**Records for the exercise:**
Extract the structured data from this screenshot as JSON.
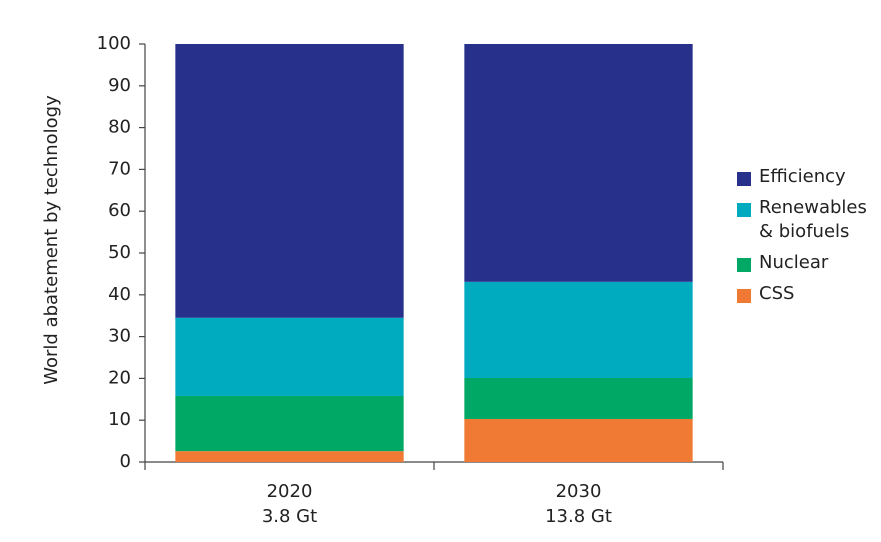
{
  "chart_data": {
    "type": "stacked_bar",
    "y_label": "World abatement by technology",
    "categories": [
      "2020",
      "2030"
    ],
    "category_sublabels": [
      "3.8 Gt",
      "13.8 Gt"
    ],
    "series": [
      {
        "name": "CSS",
        "color": "#f07a33",
        "values": [
          2.6,
          10.3
        ]
      },
      {
        "name": "Nuclear",
        "color": "#00a865",
        "values": [
          13.2,
          9.8
        ]
      },
      {
        "name": "Renewables & biofuels",
        "color": "#00aabf",
        "values": [
          18.7,
          23.0
        ]
      },
      {
        "name": "Efficiency",
        "color": "#27318b",
        "values": [
          65.5,
          56.9
        ]
      }
    ],
    "ylim": [
      0,
      100
    ],
    "yticks": [
      0,
      10,
      20,
      30,
      40,
      50,
      60,
      70,
      80,
      90,
      100
    ]
  }
}
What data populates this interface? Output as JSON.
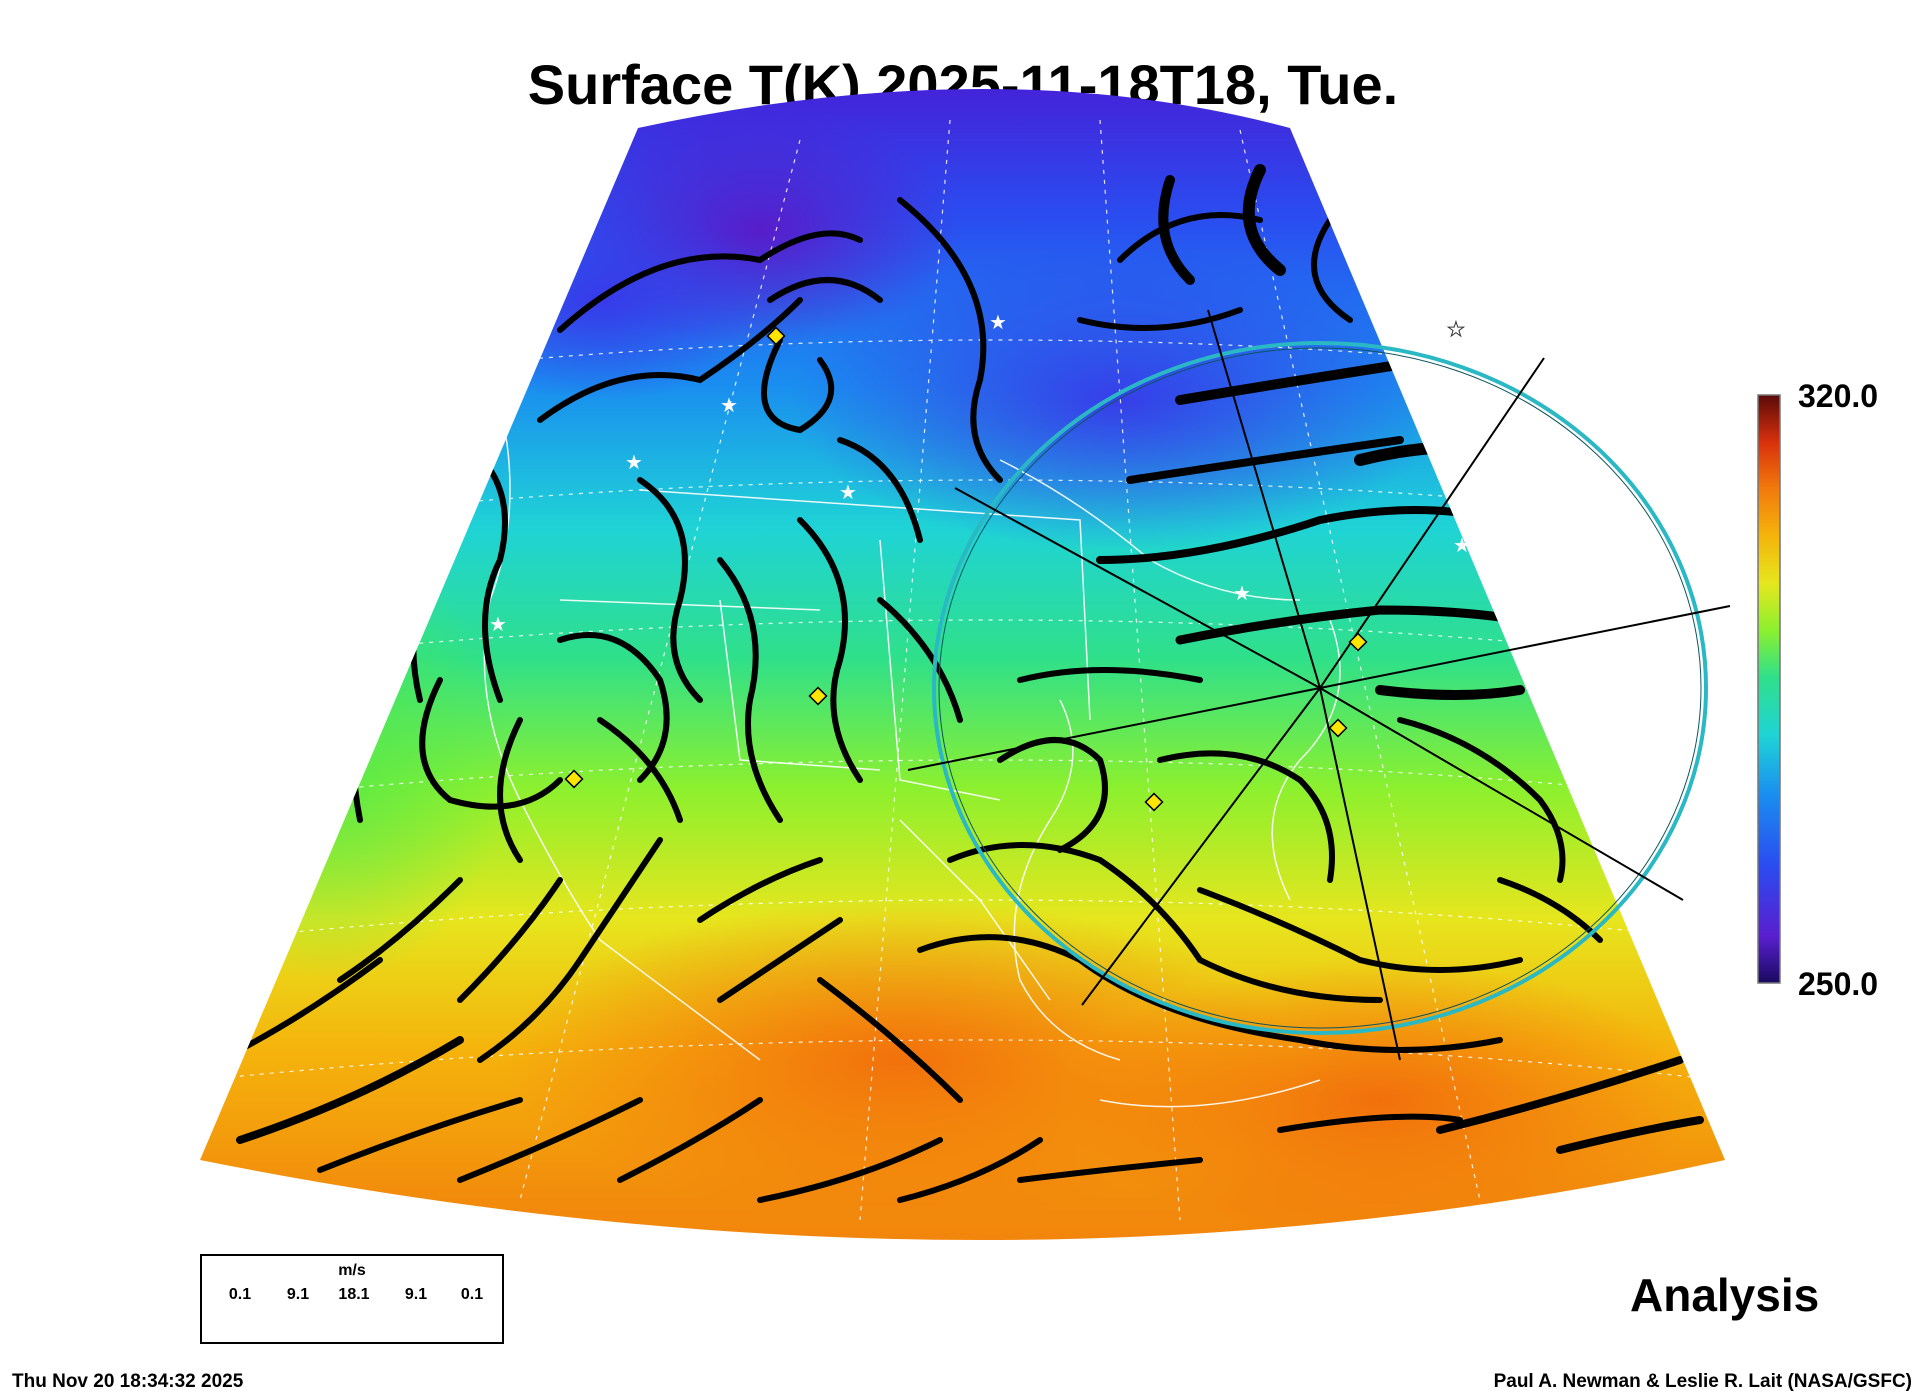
{
  "title": "Surface T(K) 2025-11-18T18, Tue.",
  "colorbar": {
    "max_label": "320.0",
    "min_label": "250.0",
    "min": 250.0,
    "max": 320.0,
    "colors": [
      "#2a0a6e",
      "#5a1fd0",
      "#2a4cf0",
      "#1a8ef0",
      "#1fd3d6",
      "#2fe08a",
      "#8cf02e",
      "#e6e61e",
      "#f5b40c",
      "#f27a0c",
      "#d8300c",
      "#8a0b0b",
      "#4a0a0a"
    ]
  },
  "wind_legend": {
    "units": "m/s",
    "ticks": [
      "0.1",
      "9.1",
      "18.1",
      "9.1",
      "0.1"
    ]
  },
  "corner_label": "Analysis",
  "footer": {
    "timestamp": "Thu Nov 20 18:34:32 2025",
    "credit": "Paul A. Newman & Leslie R. Lait (NASA/GSFC)"
  },
  "map_colors": {
    "coast": "#ffffff",
    "streamline": "#000000",
    "range_ring": "#2ab8c4",
    "marker_diamond": "#ffe600",
    "marker_star": "#ffffff"
  }
}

**Problem:** Your task is an exact transcription of all the data, minus the pictures.

**Final answer:**
Extract the structured data from this screenshot as JSON.
{
  "chart_data": {
    "type": "stacked_bar",
    "y_label": "World abatement by technology",
    "categories": [
      "2020",
      "2030"
    ],
    "category_sublabels": [
      "3.8 Gt",
      "13.8 Gt"
    ],
    "series": [
      {
        "name": "CSS",
        "color": "#f07a33",
        "values": [
          2.6,
          10.3
        ]
      },
      {
        "name": "Nuclear",
        "color": "#00a865",
        "values": [
          13.2,
          9.8
        ]
      },
      {
        "name": "Renewables & biofuels",
        "color": "#00aabf",
        "values": [
          18.7,
          23.0
        ]
      },
      {
        "name": "Efficiency",
        "color": "#27318b",
        "values": [
          65.5,
          56.9
        ]
      }
    ],
    "ylim": [
      0,
      100
    ],
    "yticks": [
      0,
      10,
      20,
      30,
      40,
      50,
      60,
      70,
      80,
      90,
      100
    ]
  }
}
What data populates this interface? Output as JSON.
{
  "title": "Surface T(K) 2025-11-18T18, Tue.",
  "colorbar": {
    "max_label": "320.0",
    "min_label": "250.0",
    "min": 250.0,
    "max": 320.0,
    "colors": [
      "#2a0a6e",
      "#5a1fd0",
      "#2a4cf0",
      "#1a8ef0",
      "#1fd3d6",
      "#2fe08a",
      "#8cf02e",
      "#e6e61e",
      "#f5b40c",
      "#f27a0c",
      "#d8300c",
      "#8a0b0b",
      "#4a0a0a"
    ]
  },
  "wind_legend": {
    "units": "m/s",
    "ticks": [
      "0.1",
      "9.1",
      "18.1",
      "9.1",
      "0.1"
    ]
  },
  "corner_label": "Analysis",
  "footer": {
    "timestamp": "Thu Nov 20 18:34:32 2025",
    "credit": "Paul A. Newman & Leslie R. Lait (NASA/GSFC)"
  },
  "map_colors": {
    "coast": "#ffffff",
    "streamline": "#000000",
    "range_ring": "#2ab8c4",
    "marker_diamond": "#ffe600",
    "marker_star": "#ffffff"
  }
}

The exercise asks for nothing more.